═════ Available records ═════

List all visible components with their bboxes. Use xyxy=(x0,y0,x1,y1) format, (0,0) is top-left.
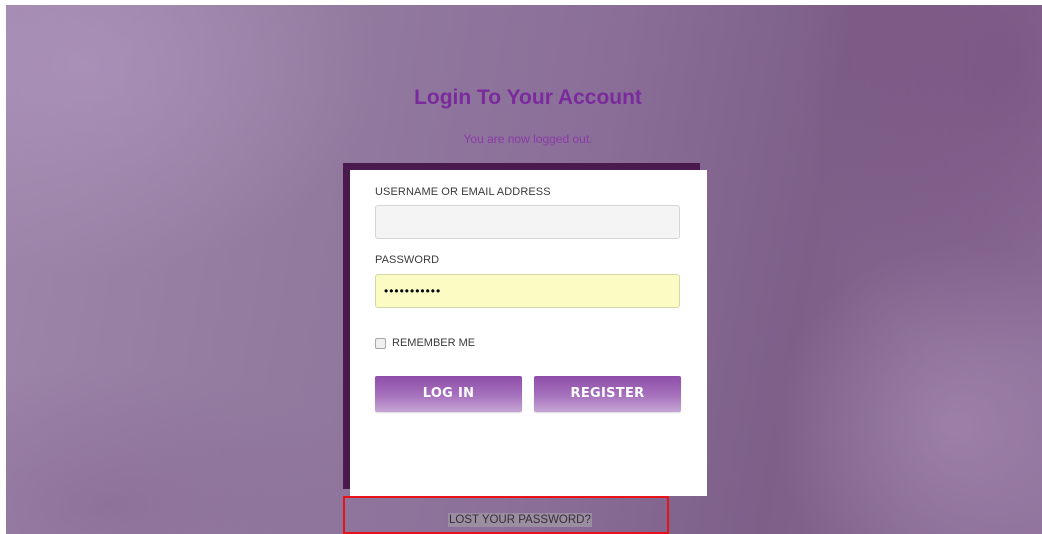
remember-me-row: REMEMBER ME xyxy=(375,336,475,350)
remember-me-label[interactable]: REMEMBER ME xyxy=(392,337,475,349)
logout-status-message: You are now logged out. xyxy=(463,132,593,146)
password-input[interactable] xyxy=(375,274,680,308)
password-label: PASSWORD xyxy=(375,254,440,266)
remember-me-checkbox[interactable] xyxy=(375,337,386,349)
register-button-label: REGISTER xyxy=(570,385,645,401)
page-title: Login To Your Account xyxy=(414,86,642,109)
login-card: USERNAME OR EMAIL ADDRESS PASSWORD REMEM… xyxy=(350,170,707,496)
lost-password-link[interactable]: LOST YOUR PASSWORD? xyxy=(448,513,592,527)
username-label: USERNAME OR EMAIL ADDRESS xyxy=(375,186,551,198)
log-in-button[interactable]: LOG IN xyxy=(375,376,522,412)
log-in-button-label: LOG IN xyxy=(422,385,475,401)
register-button[interactable]: REGISTER xyxy=(534,376,681,412)
username-input[interactable] xyxy=(375,205,680,239)
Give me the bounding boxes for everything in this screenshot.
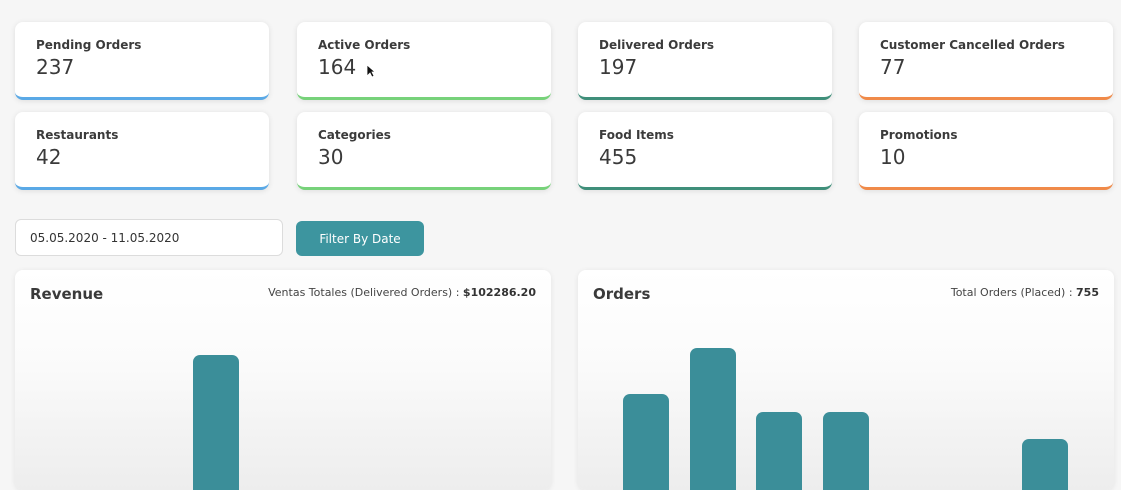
stat-card-categories[interactable]: Categories 30 [297, 112, 551, 190]
chart-bar [193, 355, 239, 490]
stat-value: 77 [880, 55, 906, 79]
stat-card-customer-cancelled-orders[interactable]: Customer Cancelled Orders 77 [859, 22, 1113, 100]
stat-value: 197 [599, 55, 638, 79]
orders-bar-chart [578, 270, 1114, 490]
stat-value: 455 [599, 145, 638, 169]
stat-label: Delivered Orders [599, 38, 715, 52]
filter-by-date-button[interactable]: Filter By Date [296, 221, 424, 256]
stat-card-active-orders[interactable]: Active Orders 164 [297, 22, 551, 100]
stat-card-restaurants[interactable]: Restaurants 42 [15, 112, 269, 190]
stat-card-pending-orders[interactable]: Pending Orders 237 [15, 22, 269, 100]
stat-label: Categories [318, 128, 391, 142]
date-range-input[interactable] [15, 219, 283, 256]
stat-card-delivered-orders[interactable]: Delivered Orders 197 [578, 22, 832, 100]
chart-bar [756, 412, 802, 490]
mouse-cursor-icon [366, 64, 376, 78]
stat-value: 237 [36, 55, 75, 79]
stat-value: 164 [318, 55, 357, 79]
stat-value: 30 [318, 145, 344, 169]
stat-label: Food Items [599, 128, 674, 142]
stat-label: Active Orders [318, 38, 411, 52]
stat-label: Promotions [880, 128, 958, 142]
chart-bar [822, 412, 869, 490]
stat-label: Pending Orders [36, 38, 142, 52]
stat-label: Customer Cancelled Orders [880, 38, 1065, 52]
stat-card-food-items[interactable]: Food Items 455 [578, 112, 832, 190]
stat-label: Restaurants [36, 128, 119, 142]
revenue-panel: Revenue Ventas Totales (Delivered Orders… [15, 270, 551, 490]
chart-bar [689, 348, 736, 490]
orders-panel: Orders Total Orders (Placed) : 755 [578, 270, 1114, 490]
chart-bar [1022, 439, 1068, 490]
stat-value: 42 [36, 145, 62, 169]
chart-bar [623, 394, 669, 490]
stat-value: 10 [880, 145, 906, 169]
revenue-bar-chart [15, 270, 551, 490]
stat-card-promotions[interactable]: Promotions 10 [859, 112, 1113, 190]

═════

Exercise details
Starting with the first line of the data and going on through the line with "Give me the", write those lines again with "logged out" switched to "signed out" and nothing else changed. Leave the picture out of your answer.

Problem solution
List all visible components with their bboxes. Use xyxy=(x0,y0,x1,y1) format, (0,0) is top-left.
remember-me-row: REMEMBER ME xyxy=(375,336,475,350)
remember-me-label[interactable]: REMEMBER ME xyxy=(392,337,475,349)
logout-status-message: You are now signed out. xyxy=(463,132,593,146)
password-input[interactable] xyxy=(375,274,680,308)
password-label: PASSWORD xyxy=(375,254,440,266)
remember-me-checkbox[interactable] xyxy=(375,337,386,349)
register-button-label: REGISTER xyxy=(570,385,645,401)
page-title: Login To Your Account xyxy=(414,86,642,109)
login-card: USERNAME OR EMAIL ADDRESS PASSWORD REMEM… xyxy=(350,170,707,496)
lost-password-link[interactable]: LOST YOUR PASSWORD? xyxy=(448,513,592,527)
username-label: USERNAME OR EMAIL ADDRESS xyxy=(375,186,551,198)
log-in-button[interactable]: LOG IN xyxy=(375,376,522,412)
log-in-button-label: LOG IN xyxy=(422,385,475,401)
register-button[interactable]: REGISTER xyxy=(534,376,681,412)
username-input[interactable] xyxy=(375,205,680,239)
Give me the bounding boxes for everything in this screenshot.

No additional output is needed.